----- Input records

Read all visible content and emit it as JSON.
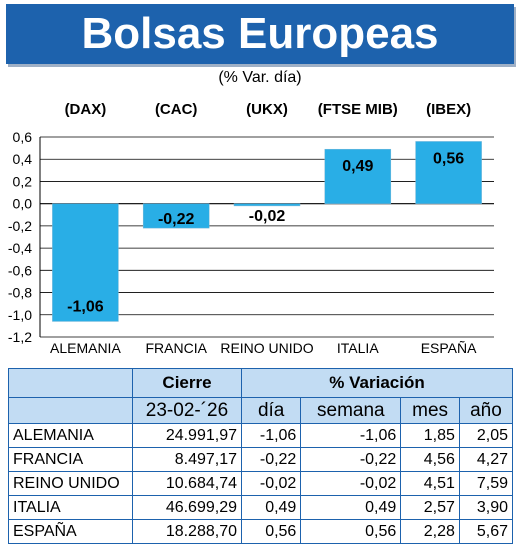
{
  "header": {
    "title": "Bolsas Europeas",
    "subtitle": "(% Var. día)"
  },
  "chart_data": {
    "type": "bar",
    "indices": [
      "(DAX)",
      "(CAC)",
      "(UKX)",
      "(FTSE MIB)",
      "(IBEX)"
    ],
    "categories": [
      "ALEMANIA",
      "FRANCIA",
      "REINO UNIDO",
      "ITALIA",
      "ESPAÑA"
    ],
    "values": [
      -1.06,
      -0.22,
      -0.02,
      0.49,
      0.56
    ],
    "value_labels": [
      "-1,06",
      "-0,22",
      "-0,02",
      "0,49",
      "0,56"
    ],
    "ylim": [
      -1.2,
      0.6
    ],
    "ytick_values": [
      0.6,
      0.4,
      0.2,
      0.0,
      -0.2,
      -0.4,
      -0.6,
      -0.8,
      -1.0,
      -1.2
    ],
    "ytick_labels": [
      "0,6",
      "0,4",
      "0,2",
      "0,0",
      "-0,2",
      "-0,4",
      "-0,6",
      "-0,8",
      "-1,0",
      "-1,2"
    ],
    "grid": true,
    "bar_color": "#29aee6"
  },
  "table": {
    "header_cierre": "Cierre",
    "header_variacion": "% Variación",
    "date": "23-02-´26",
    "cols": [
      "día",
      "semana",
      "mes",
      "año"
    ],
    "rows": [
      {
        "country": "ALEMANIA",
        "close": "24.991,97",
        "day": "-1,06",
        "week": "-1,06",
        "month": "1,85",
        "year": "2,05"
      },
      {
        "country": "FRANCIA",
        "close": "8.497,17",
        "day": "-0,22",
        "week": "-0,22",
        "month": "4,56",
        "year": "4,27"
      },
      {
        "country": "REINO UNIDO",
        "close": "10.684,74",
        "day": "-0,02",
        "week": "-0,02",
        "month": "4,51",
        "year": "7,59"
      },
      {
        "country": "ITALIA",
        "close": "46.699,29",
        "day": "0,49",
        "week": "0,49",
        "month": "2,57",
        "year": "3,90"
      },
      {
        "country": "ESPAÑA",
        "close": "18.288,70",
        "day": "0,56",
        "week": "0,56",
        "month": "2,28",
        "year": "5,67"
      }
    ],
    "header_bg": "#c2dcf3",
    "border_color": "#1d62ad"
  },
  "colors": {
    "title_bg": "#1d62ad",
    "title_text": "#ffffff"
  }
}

----------
----- Input records

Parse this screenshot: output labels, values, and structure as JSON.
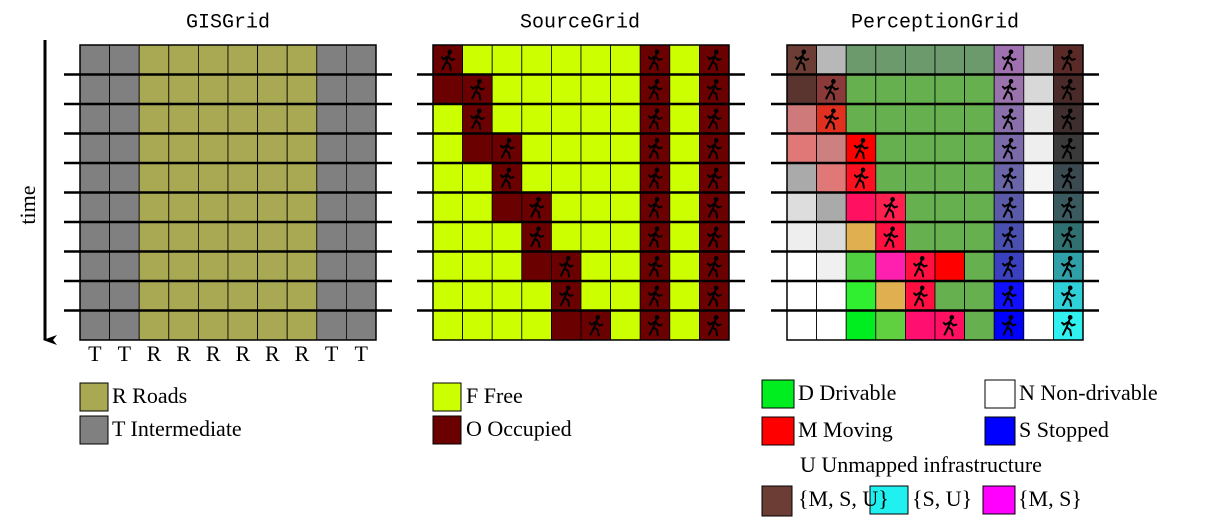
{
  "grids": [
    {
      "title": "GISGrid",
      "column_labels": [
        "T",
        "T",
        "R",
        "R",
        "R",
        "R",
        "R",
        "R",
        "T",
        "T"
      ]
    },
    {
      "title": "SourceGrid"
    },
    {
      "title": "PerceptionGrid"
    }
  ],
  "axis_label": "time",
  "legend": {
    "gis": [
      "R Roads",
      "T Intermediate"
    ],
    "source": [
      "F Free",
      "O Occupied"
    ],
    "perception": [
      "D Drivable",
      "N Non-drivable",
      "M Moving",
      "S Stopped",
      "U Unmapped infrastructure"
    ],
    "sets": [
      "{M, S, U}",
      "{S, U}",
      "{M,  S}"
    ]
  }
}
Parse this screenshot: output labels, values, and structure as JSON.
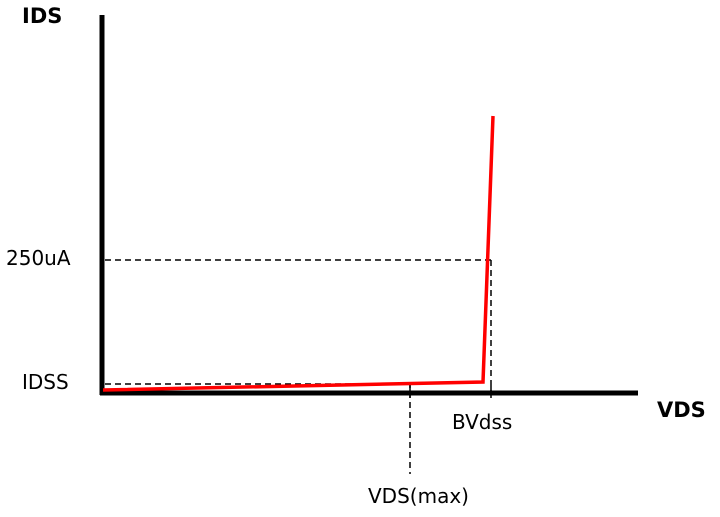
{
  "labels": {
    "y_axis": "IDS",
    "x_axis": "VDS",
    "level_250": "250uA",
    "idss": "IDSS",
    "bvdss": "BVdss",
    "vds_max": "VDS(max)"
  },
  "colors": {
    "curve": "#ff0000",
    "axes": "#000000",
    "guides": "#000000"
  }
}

----------
----- Input records

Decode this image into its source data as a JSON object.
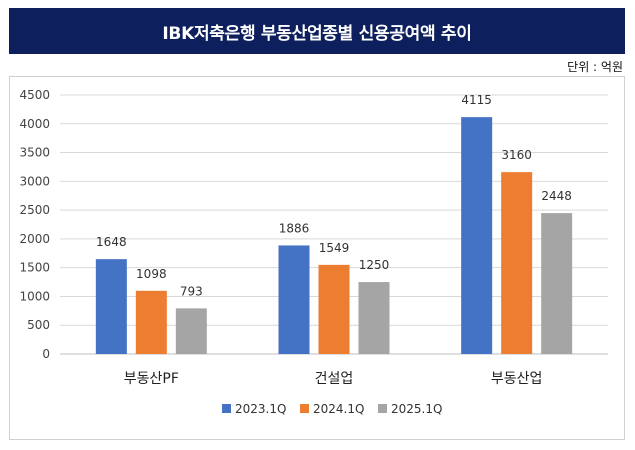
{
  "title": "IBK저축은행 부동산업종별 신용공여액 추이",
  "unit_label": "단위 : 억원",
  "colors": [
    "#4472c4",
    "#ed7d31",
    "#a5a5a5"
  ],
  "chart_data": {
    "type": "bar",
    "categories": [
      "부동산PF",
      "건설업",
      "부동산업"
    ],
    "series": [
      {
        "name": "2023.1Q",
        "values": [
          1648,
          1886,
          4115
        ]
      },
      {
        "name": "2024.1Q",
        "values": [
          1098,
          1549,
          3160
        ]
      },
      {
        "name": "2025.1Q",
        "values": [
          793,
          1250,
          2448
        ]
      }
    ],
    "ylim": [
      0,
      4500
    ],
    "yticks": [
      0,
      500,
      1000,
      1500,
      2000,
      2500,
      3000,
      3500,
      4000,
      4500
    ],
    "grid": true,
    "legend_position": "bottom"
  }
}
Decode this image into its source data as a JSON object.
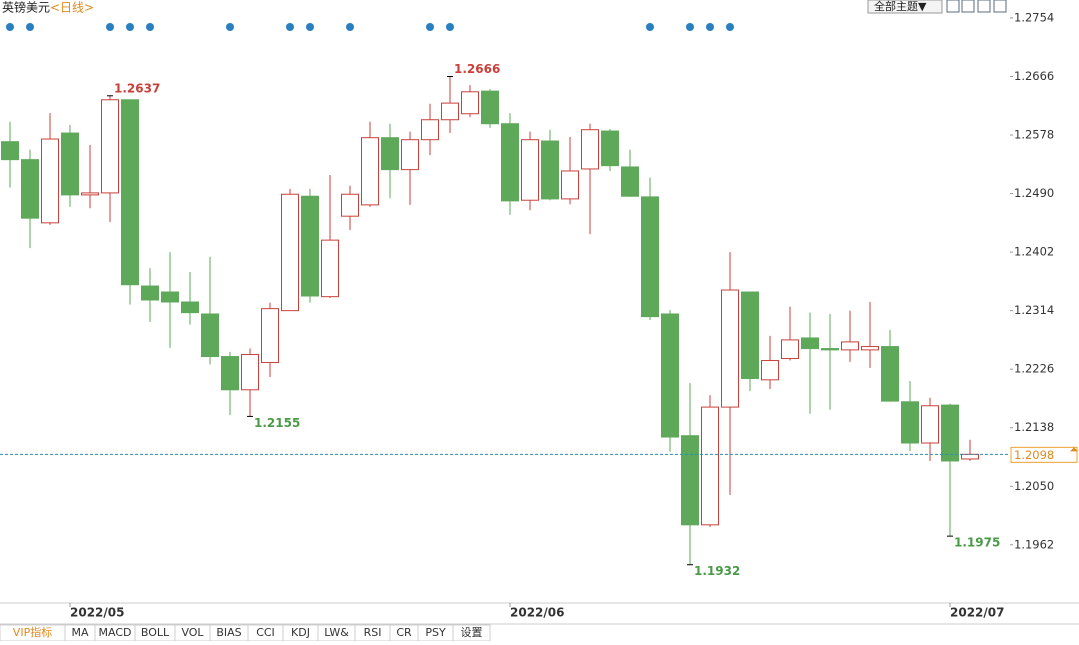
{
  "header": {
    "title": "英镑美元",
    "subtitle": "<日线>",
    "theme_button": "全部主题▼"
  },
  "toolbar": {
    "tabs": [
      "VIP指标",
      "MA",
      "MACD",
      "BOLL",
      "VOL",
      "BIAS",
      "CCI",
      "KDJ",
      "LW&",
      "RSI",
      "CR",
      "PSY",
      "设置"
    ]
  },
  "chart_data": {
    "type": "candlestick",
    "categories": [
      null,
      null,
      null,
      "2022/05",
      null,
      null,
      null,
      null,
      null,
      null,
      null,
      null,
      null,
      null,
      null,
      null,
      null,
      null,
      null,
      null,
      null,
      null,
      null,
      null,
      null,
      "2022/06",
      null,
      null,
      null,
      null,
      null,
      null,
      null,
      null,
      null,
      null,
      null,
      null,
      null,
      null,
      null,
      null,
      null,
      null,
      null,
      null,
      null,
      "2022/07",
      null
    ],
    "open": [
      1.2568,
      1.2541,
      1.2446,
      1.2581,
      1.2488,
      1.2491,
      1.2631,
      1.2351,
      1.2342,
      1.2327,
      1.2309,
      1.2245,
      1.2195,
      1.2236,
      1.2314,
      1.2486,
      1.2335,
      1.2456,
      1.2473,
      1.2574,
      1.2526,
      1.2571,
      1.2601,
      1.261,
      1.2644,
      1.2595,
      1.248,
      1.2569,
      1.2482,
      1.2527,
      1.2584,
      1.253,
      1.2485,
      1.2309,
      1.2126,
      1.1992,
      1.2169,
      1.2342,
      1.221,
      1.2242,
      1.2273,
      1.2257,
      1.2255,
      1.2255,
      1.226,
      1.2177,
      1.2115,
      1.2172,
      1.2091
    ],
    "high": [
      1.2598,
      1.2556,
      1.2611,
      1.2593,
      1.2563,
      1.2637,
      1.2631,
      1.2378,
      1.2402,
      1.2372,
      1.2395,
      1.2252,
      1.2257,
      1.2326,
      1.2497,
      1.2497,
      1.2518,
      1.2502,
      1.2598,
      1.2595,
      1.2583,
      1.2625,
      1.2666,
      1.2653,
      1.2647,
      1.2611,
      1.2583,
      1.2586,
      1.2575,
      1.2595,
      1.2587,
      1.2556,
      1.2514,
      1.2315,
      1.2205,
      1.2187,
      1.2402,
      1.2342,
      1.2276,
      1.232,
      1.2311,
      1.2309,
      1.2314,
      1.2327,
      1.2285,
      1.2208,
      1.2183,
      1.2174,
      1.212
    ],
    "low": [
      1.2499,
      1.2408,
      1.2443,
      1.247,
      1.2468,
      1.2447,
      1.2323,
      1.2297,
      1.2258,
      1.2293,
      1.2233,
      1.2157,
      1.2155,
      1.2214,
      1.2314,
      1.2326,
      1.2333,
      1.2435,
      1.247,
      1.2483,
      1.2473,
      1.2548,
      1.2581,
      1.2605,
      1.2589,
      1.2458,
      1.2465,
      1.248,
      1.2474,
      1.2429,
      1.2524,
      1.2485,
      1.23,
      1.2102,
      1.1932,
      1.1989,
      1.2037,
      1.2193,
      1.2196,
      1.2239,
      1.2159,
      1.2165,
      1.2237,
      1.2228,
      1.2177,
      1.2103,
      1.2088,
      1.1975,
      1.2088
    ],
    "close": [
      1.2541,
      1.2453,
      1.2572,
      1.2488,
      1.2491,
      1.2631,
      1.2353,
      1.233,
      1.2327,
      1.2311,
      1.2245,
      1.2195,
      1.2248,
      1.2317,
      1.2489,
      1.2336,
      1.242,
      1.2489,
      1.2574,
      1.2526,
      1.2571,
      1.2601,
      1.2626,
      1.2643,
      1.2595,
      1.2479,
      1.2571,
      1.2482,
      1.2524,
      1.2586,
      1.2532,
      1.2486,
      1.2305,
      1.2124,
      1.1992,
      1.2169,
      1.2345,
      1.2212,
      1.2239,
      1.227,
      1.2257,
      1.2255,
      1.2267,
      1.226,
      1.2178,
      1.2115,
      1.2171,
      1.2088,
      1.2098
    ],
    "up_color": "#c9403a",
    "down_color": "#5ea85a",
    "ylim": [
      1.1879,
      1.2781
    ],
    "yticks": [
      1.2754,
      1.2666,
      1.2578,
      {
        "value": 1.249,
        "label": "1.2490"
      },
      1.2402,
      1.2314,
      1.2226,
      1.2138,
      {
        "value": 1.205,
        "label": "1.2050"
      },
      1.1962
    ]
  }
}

----------

Requirement: Pull out every line in the data above that has the word "week".

Result of this exercise:
        "week": "-1,06",
        "week": "-0,22",
        "week": "-0,02",
        "week": "0,49",
        "week": "0,56",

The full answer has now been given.